Information supplied —

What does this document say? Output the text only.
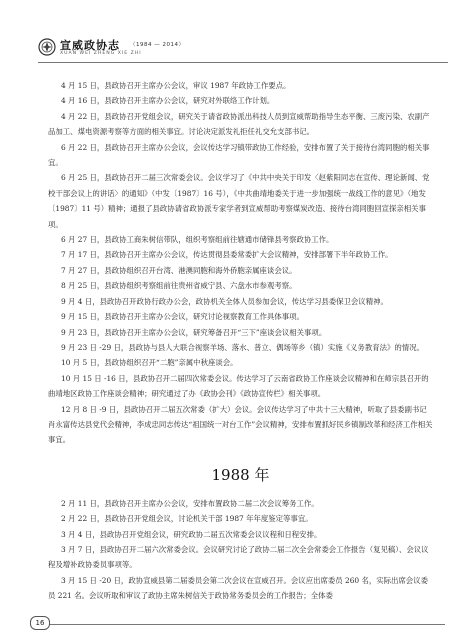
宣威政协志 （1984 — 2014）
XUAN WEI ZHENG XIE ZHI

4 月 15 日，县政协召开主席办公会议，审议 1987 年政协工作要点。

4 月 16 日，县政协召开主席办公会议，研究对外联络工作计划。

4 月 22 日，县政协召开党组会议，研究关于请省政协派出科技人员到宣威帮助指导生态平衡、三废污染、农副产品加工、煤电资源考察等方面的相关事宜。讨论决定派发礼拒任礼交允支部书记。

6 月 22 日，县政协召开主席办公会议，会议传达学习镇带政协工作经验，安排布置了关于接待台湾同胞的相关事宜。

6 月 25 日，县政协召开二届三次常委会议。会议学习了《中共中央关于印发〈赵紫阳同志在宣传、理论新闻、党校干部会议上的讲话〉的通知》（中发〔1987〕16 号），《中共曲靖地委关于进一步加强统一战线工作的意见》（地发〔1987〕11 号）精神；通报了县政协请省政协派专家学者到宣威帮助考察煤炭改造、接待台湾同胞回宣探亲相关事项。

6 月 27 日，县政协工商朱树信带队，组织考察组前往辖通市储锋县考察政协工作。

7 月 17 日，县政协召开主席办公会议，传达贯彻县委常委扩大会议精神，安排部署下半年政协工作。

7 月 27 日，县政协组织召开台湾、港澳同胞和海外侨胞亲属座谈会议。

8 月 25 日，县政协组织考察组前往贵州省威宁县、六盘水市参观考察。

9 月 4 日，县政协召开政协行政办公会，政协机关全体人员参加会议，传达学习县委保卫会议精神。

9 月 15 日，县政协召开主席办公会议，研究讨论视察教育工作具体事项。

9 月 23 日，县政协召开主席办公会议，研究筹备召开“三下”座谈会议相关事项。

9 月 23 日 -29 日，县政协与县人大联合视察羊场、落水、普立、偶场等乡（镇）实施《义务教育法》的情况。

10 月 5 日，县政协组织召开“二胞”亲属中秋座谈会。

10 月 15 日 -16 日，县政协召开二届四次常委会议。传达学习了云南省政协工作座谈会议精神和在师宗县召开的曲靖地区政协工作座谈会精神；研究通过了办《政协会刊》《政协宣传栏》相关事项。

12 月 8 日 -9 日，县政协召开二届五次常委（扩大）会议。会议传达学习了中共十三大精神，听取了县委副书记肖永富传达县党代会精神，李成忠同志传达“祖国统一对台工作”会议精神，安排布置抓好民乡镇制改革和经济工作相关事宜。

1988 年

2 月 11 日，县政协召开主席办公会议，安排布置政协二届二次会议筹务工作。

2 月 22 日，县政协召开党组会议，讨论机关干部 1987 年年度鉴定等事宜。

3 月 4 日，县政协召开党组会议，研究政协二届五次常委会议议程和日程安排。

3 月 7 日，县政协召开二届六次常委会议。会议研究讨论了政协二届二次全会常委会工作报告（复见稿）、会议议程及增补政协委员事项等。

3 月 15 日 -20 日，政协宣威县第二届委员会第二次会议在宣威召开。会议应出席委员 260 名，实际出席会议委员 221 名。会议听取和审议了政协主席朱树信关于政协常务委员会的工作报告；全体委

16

Work instructions —
Copy every line of the data word for word, omitting the images.

Result of the exercise —
What does this document say? Output the text only.
宣威政协志 （1984 — 2014）
XUAN WEI ZHENG XIE ZHI

4 月 15 日，县政协召开主席办公会议，审议 1987 年政协工作要点。

4 月 16 日，县政协召开主席办公会议，研究对外联络工作计划。

4 月 22 日，县政协召开党组会议，研究关于请省政协派出科技人员到宣威帮助指导生态平衡、三废污染、农副产品加工、煤电资源考察等方面的相关事宜。讨论决定派发礼拒任礼交允支部书记。

6 月 22 日，县政协召开主席办公会议，会议传达学习镇带政协工作经验，安排布置了关于接待台湾同胞的相关事宜。

6 月 25 日，县政协召开二届三次常委会议。会议学习了《中共中央关于印发〈赵紫阳同志在宣传、理论新闻、党校干部会议上的讲话〉的通知》（中发〔1987〕16 号），《中共曲靖地委关于进一步加强统一战线工作的意见》（地发〔1987〕11 号）精神；通报了县政协请省政协派专家学者到宣威帮助考察煤炭改造、接待台湾同胞回宣探亲相关事项。

6 月 27 日，县政协工商朱树信带队，组织考察组前往辖通市储锋县考察政协工作。

7 月 17 日，县政协召开主席办公会议，传达贯彻县委常委扩大会议精神，安排部署下半年政协工作。

7 月 27 日，县政协组织召开台湾、港澳同胞和海外侨胞亲属座谈会议。

8 月 25 日，县政协组织考察组前往贵州省威宁县、六盘水市参观考察。

9 月 4 日，县政协召开政协行政办公会，政协机关全体人员参加会议，传达学习县委保卫会议精神。

9 月 15 日，县政协召开主席办公会议，研究讨论视察教育工作具体事项。

9 月 23 日，县政协召开主席办公会议，研究筹备召开“三下”座谈会议相关事项。

9 月 23 日 -29 日，县政协与县人大联合视察羊场、落水、普立、偶场等乡（镇）实施《义务教育法》的情况。

10 月 5 日，县政协组织召开“二胞”亲属中秋座谈会。

10 月 15 日 -16 日，县政协召开二届四次常委会议。传达学习了云南省政协工作座谈会议精神和在师宗县召开的曲靖地区政协工作座谈会精神；研究通过了办《政协会刊》《政协宣传栏》相关事项。

12 月 8 日 -9 日，县政协召开二届五次常委（扩大）会议。会议传达学习了中共十三大精神，听取了县委副书记肖永富传达县党代会精神，李成忠同志传达“祖国统一对台工作”会议精神，安排布置抓好民乡镇制改革和经济工作相关事宜。

1988 年

2 月 11 日，县政协召开主席办公会议，安排布置政协二届二次会议筹务工作。

2 月 22 日，县政协召开党组会议，讨论机关干部 1987 年年度鉴定等事宜。

3 月 4 日，县政协召开党组会议，研究政协二届五次常委会议议程和日程安排。

3 月 7 日，县政协召开二届六次常委会议。会议研究讨论了政协二届二次全会常委会工作报告（复见稿）、会议议程及增补政协委员事项等。

3 月 15 日 -20 日，政协宣威县第二届委员会第二次会议在宣威召开。会议应出席委员 260 名，实际出席会议委员 221 名。会议听取和审议了政协主席朱树信关于政协常务委员会的工作报告；全体委

16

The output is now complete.